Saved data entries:
* * *

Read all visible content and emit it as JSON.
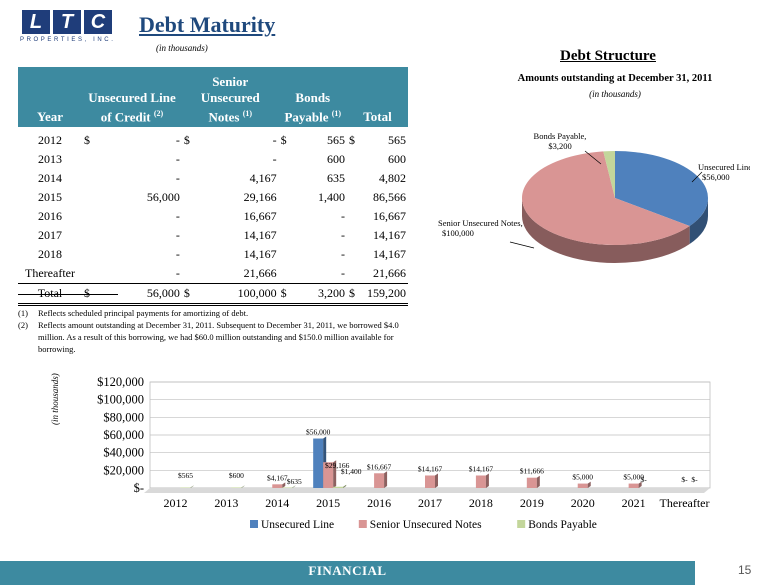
{
  "logo": {
    "letters": [
      "L",
      "T",
      "C"
    ],
    "subtext": "PROPERTIES, INC."
  },
  "title": "Debt Maturity",
  "subtitle": "(in thousands)",
  "table": {
    "headers": [
      {
        "label": "Year",
        "note": ""
      },
      {
        "label": "Unsecured Line of Credit",
        "note": "(2)"
      },
      {
        "label": "Senior Unsecured Notes",
        "note": "(1)"
      },
      {
        "label": "Bonds Payable",
        "note": "(1)"
      },
      {
        "label": "Total",
        "note": ""
      }
    ],
    "rows": [
      {
        "year": "2012",
        "c1": "$",
        "v1": "-",
        "c2": "$",
        "v2": "-",
        "c3": "$",
        "v3": "565",
        "c4": "$",
        "v4": "565"
      },
      {
        "year": "2013",
        "c1": "",
        "v1": "-",
        "c2": "",
        "v2": "-",
        "c3": "",
        "v3": "600",
        "c4": "",
        "v4": "600"
      },
      {
        "year": "2014",
        "c1": "",
        "v1": "-",
        "c2": "",
        "v2": "4,167",
        "c3": "",
        "v3": "635",
        "c4": "",
        "v4": "4,802"
      },
      {
        "year": "2015",
        "c1": "",
        "v1": "56,000",
        "c2": "",
        "v2": "29,166",
        "c3": "",
        "v3": "1,400",
        "c4": "",
        "v4": "86,566"
      },
      {
        "year": "2016",
        "c1": "",
        "v1": "-",
        "c2": "",
        "v2": "16,667",
        "c3": "",
        "v3": "-",
        "c4": "",
        "v4": "16,667"
      },
      {
        "year": "2017",
        "c1": "",
        "v1": "-",
        "c2": "",
        "v2": "14,167",
        "c3": "",
        "v3": "-",
        "c4": "",
        "v4": "14,167"
      },
      {
        "year": "2018",
        "c1": "",
        "v1": "-",
        "c2": "",
        "v2": "14,167",
        "c3": "",
        "v3": "-",
        "c4": "",
        "v4": "14,167"
      },
      {
        "year": "Thereafter",
        "c1": "",
        "v1": "-",
        "c2": "",
        "v2": "21,666",
        "c3": "",
        "v3": "-",
        "c4": "",
        "v4": "21,666"
      }
    ],
    "total": {
      "year": "Total",
      "c1": "$",
      "v1": "56,000",
      "c2": "$",
      "v2": "100,000",
      "c3": "$",
      "v3": "3,200",
      "c4": "$",
      "v4": "159,200"
    }
  },
  "notes": [
    {
      "mark": "(1)",
      "text": "Reflects scheduled principal payments for amortizing of debt."
    },
    {
      "mark": "(2)",
      "text": "Reflects amount outstanding at December 31, 2011.  Subsequent to December 31, 2011, we borrowed $4.0 million.  As a result of this borrowing, we had $60.0 million outstanding and $150.0 million available for borrowing."
    }
  ],
  "footer": {
    "label": "FINANCIAL",
    "page": "15"
  },
  "chart_data": [
    {
      "type": "pie",
      "title": "Debt Structure",
      "subtitle": "Amounts outstanding at December 31, 2011",
      "subtitle2": "(in thousands)",
      "slices": [
        {
          "label": "Unsecured Line,",
          "value_label": "$56,000",
          "value": 56000,
          "color": "#4f81bd"
        },
        {
          "label": "Senior Unsecured Notes,",
          "value_label": "$100,000",
          "value": 100000,
          "color": "#d99594"
        },
        {
          "label": "Bonds Payable,",
          "value_label": "$3,200",
          "value": 3200,
          "color": "#c3d69b"
        }
      ]
    },
    {
      "type": "bar",
      "ylabel": "(in thousands)",
      "ylim": [
        0,
        120000
      ],
      "yticks": [
        0,
        20000,
        40000,
        60000,
        80000,
        100000,
        120000
      ],
      "ytick_labels": [
        "$-",
        "$20,000",
        "$40,000",
        "$60,000",
        "$80,000",
        "$100,000",
        "$120,000"
      ],
      "categories": [
        "2012",
        "2013",
        "2014",
        "2015",
        "2016",
        "2017",
        "2018",
        "2019",
        "2020",
        "2021",
        "Thereafter"
      ],
      "series": [
        {
          "name": "Unsecured Line",
          "color": "#4f81bd",
          "values": [
            0,
            0,
            0,
            56000,
            0,
            0,
            0,
            0,
            0,
            0,
            0
          ],
          "labels": [
            "",
            "",
            "",
            "$56,000",
            "",
            "",
            "",
            "",
            "",
            "",
            ""
          ]
        },
        {
          "name": "Senior Unsecured Notes",
          "color": "#d99594",
          "values": [
            0,
            0,
            4167,
            29166,
            16667,
            14167,
            14167,
            11666,
            5000,
            5000,
            0
          ],
          "labels": [
            "",
            "",
            "$4,167",
            "$29,166",
            "$16,667",
            "$14,167",
            "$14,167",
            "$11,666",
            "$5,000",
            "$5,000",
            "$-"
          ]
        },
        {
          "name": "Bonds Payable",
          "color": "#c3d69b",
          "values": [
            565,
            600,
            635,
            1400,
            0,
            0,
            0,
            0,
            0,
            0,
            0
          ],
          "labels": [
            "$565",
            "$600",
            "$635",
            "$1,400",
            "",
            "",
            "",
            "",
            "",
            "$-",
            "$-"
          ]
        }
      ]
    }
  ]
}
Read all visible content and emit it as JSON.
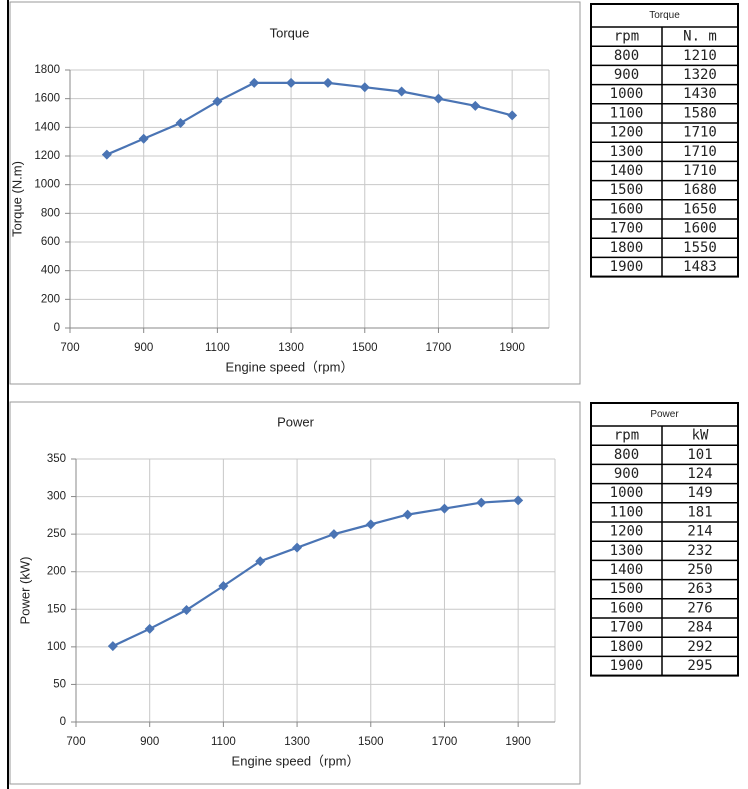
{
  "chart_data": [
    {
      "type": "line",
      "title": "Torque",
      "xlabel": "Engine speed（rpm）",
      "ylabel": "Torque (N.m)",
      "x": [
        800,
        900,
        1000,
        1100,
        1200,
        1300,
        1400,
        1500,
        1600,
        1700,
        1800,
        1900
      ],
      "series": [
        {
          "color": "#4a74b4",
          "values": [
            1210,
            1320,
            1430,
            1580,
            1710,
            1710,
            1710,
            1680,
            1650,
            1600,
            1550,
            1483
          ]
        }
      ],
      "xlim": [
        700,
        2000
      ],
      "xticks": [
        700,
        900,
        1100,
        1300,
        1500,
        1700,
        1900
      ],
      "ylim": [
        0,
        1800
      ],
      "yticks": [
        0,
        200,
        400,
        600,
        800,
        1000,
        1200,
        1400,
        1600,
        1800
      ],
      "grid": true
    },
    {
      "type": "line",
      "title": "Power",
      "xlabel": "Engine speed（rpm）",
      "ylabel": "Power (kW)",
      "x": [
        800,
        900,
        1000,
        1100,
        1200,
        1300,
        1400,
        1500,
        1600,
        1700,
        1800,
        1900
      ],
      "series": [
        {
          "color": "#4a74b4",
          "values": [
            101,
            124,
            149,
            181,
            214,
            232,
            250,
            263,
            276,
            284,
            292,
            295
          ]
        }
      ],
      "xlim": [
        700,
        2000
      ],
      "xticks": [
        700,
        900,
        1100,
        1300,
        1500,
        1700,
        1900
      ],
      "ylim": [
        0,
        350
      ],
      "yticks": [
        0,
        50,
        100,
        150,
        200,
        250,
        300,
        350
      ],
      "grid": true
    }
  ],
  "tables": [
    {
      "title": "Torque",
      "header": [
        "rpm",
        "N. m"
      ],
      "rows": [
        [
          800,
          1210
        ],
        [
          900,
          1320
        ],
        [
          1000,
          1430
        ],
        [
          1100,
          1580
        ],
        [
          1200,
          1710
        ],
        [
          1300,
          1710
        ],
        [
          1400,
          1710
        ],
        [
          1500,
          1680
        ],
        [
          1600,
          1650
        ],
        [
          1700,
          1600
        ],
        [
          1800,
          1550
        ],
        [
          1900,
          1483
        ]
      ]
    },
    {
      "title": "Power",
      "header": [
        "rpm",
        "kW"
      ],
      "rows": [
        [
          800,
          101
        ],
        [
          900,
          124
        ],
        [
          1000,
          149
        ],
        [
          1100,
          181
        ],
        [
          1200,
          214
        ],
        [
          1300,
          232
        ],
        [
          1400,
          250
        ],
        [
          1500,
          263
        ],
        [
          1600,
          276
        ],
        [
          1700,
          284
        ],
        [
          1800,
          292
        ],
        [
          1900,
          295
        ]
      ]
    }
  ]
}
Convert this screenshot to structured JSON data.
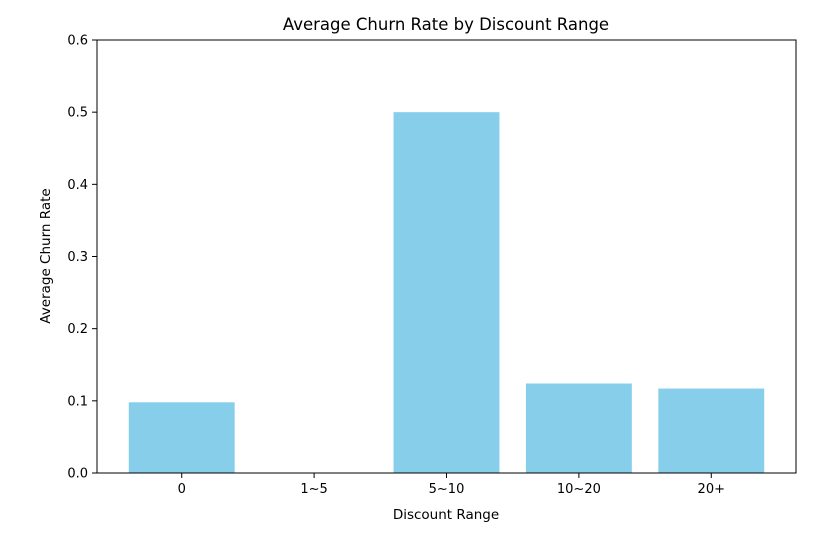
{
  "chart_data": {
    "type": "bar",
    "title": "Average Churn Rate by Discount Range",
    "xlabel": "Discount Range",
    "ylabel": "Average Churn Rate",
    "categories": [
      "0",
      "1~5",
      "5~10",
      "10~20",
      "20+"
    ],
    "values": [
      0.098,
      0.0,
      0.5,
      0.124,
      0.117
    ],
    "ylim": [
      0,
      0.6
    ],
    "yticks": [
      "0.0",
      "0.1",
      "0.2",
      "0.3",
      "0.4",
      "0.5",
      "0.6"
    ],
    "grid": false,
    "bar_color": "#87ceeb"
  }
}
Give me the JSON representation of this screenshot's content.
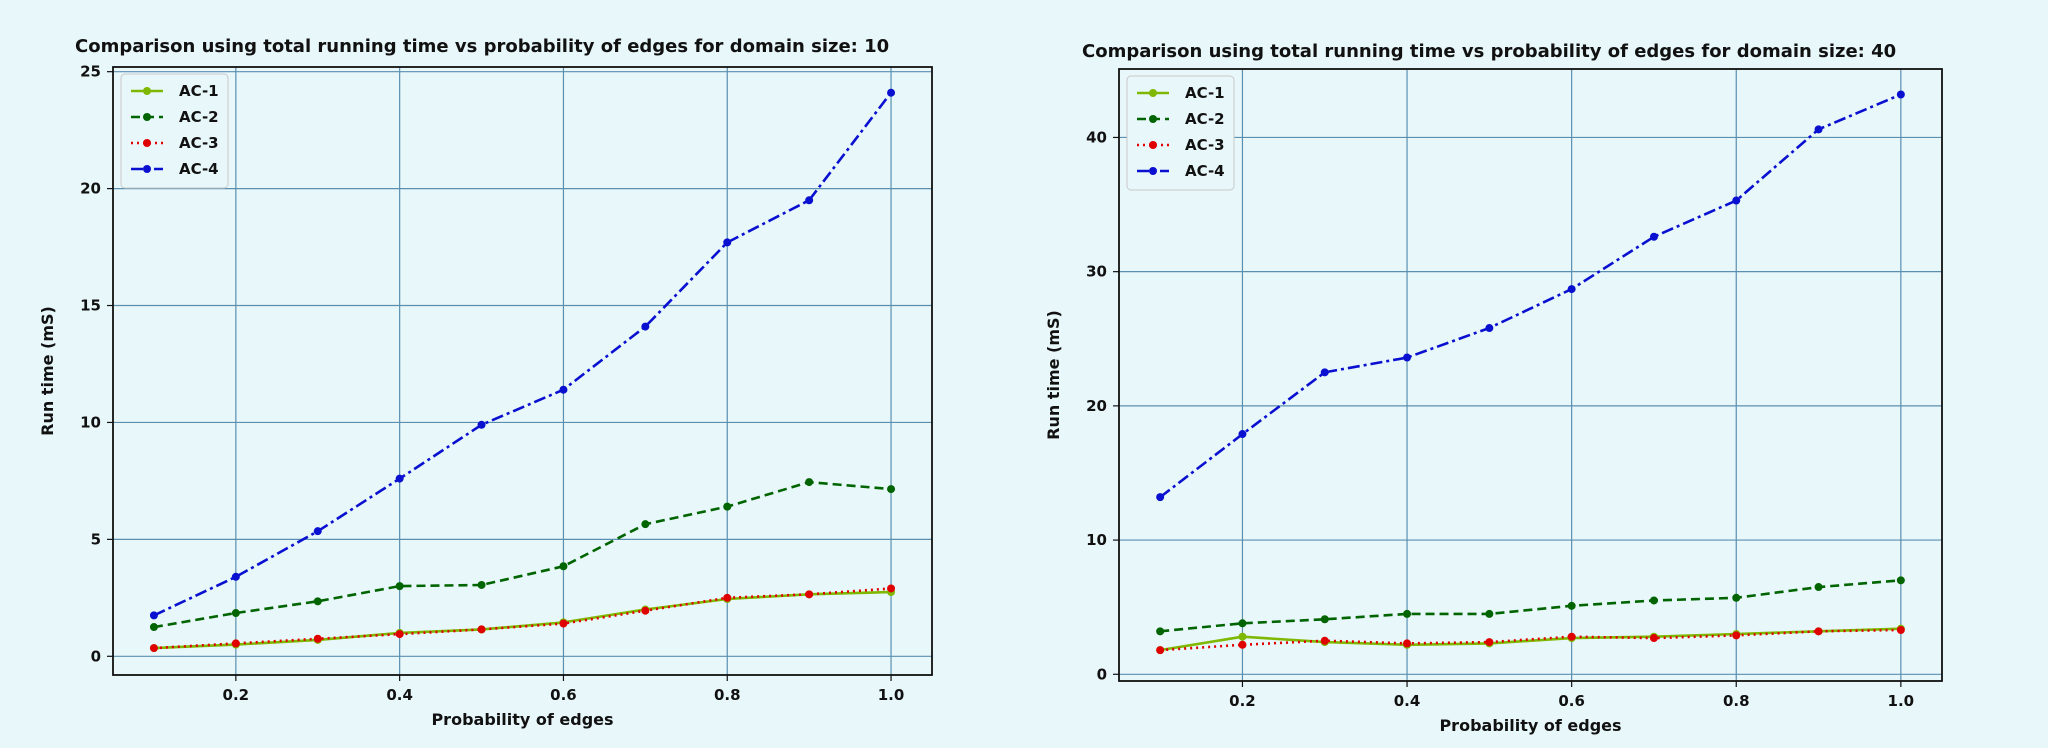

* * *

## WHAT THE TASK ASKS
Copy in full each line that holds the word "Reflects".

## CORRECT RESPONSE
      "text": "Reflects scheduled principal payments for amortizing of debt."
      "text": "Reflects amount outstanding at December 31, 2011.  Subsequent to December 31, 2011, we borrowed $4.0 million.  As a result of this borrowing, we had $60.0 million outstanding and $150.0 million available for borrowing."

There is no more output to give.